** Your instructions **
Your answer should be one number: the count of lines in these entries that hold the word "screenshot".

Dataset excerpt
Begin

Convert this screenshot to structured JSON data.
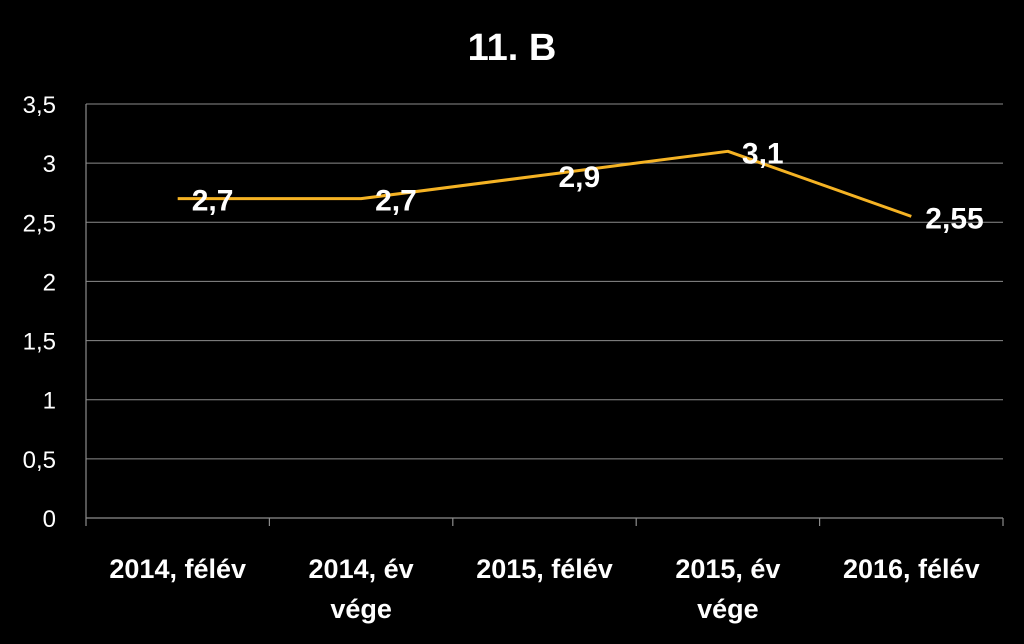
{
  "chart_data": {
    "type": "line",
    "title": "11. B",
    "categories": [
      "2014, félév",
      "2014, év vége",
      "2015, félév",
      "2015, év vége",
      "2016, félév"
    ],
    "category_lines": [
      [
        "2014, félév"
      ],
      [
        "2014, év",
        "vége"
      ],
      [
        "2015, félév"
      ],
      [
        "2015, év",
        "vége"
      ],
      [
        "2016, félév"
      ]
    ],
    "series": [
      {
        "values": [
          2.7,
          2.7,
          2.9,
          3.1,
          2.55
        ],
        "value_labels": [
          "2,7",
          "2,7",
          "2,9",
          "3,1",
          "2,55"
        ],
        "color": "#f5b324"
      }
    ],
    "ylim": [
      0,
      3.5
    ],
    "yticks": [
      0,
      0.5,
      1,
      1.5,
      2,
      2.5,
      3,
      3.5
    ],
    "ytick_labels": [
      "0",
      "0,5",
      "1",
      "1,5",
      "2",
      "2,5",
      "3",
      "3,5"
    ],
    "xlabel": "",
    "ylabel": "",
    "grid": true,
    "legend": "none",
    "background": "#000000",
    "text_color": "#ffffff",
    "grid_color": "#8c8c8c"
  }
}
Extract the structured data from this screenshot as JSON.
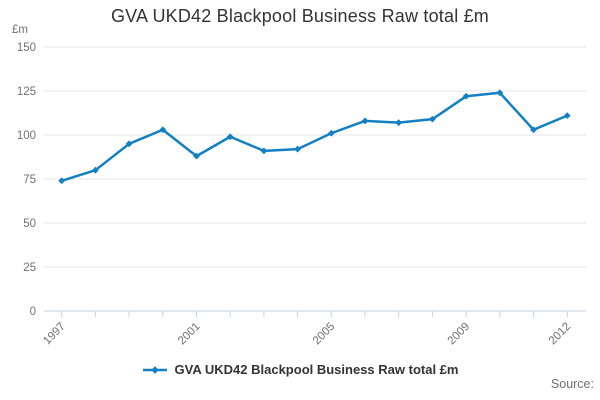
{
  "title": "GVA UKD42 Blackpool Business Raw total £m",
  "y_axis_unit": "£m",
  "legend": {
    "label": "GVA UKD42 Blackpool Business Raw total £m"
  },
  "source_label": "Source:",
  "colors": {
    "series": "#1380c4",
    "grid": "#e6e6e6",
    "axis": "#c5d3e2",
    "tick_label": "#707070",
    "title_text": "#333333",
    "legend_text": "#333333",
    "source_text": "#707070"
  },
  "chart_data": {
    "type": "line",
    "x": [
      1997,
      1998,
      1999,
      2000,
      2001,
      2002,
      2003,
      2004,
      2005,
      2006,
      2007,
      2008,
      2009,
      2010,
      2011,
      2012
    ],
    "series": [
      {
        "name": "GVA UKD42 Blackpool Business Raw total £m",
        "values": [
          74,
          80,
          95,
          103,
          88,
          99,
          91,
          92,
          101,
          108,
          107,
          109,
          122,
          124,
          103,
          111
        ]
      }
    ],
    "title": "GVA UKD42 Blackpool Business Raw total £m",
    "xlabel": "",
    "ylabel": "£m",
    "ylim": [
      0,
      150
    ],
    "yticks": [
      0,
      25,
      50,
      75,
      100,
      125,
      150
    ],
    "xticks_labeled": [
      1997,
      2001,
      2005,
      2009,
      2012
    ],
    "grid": true,
    "legend_position": "bottom",
    "marker": "diamond"
  }
}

End

** Result for this task **
2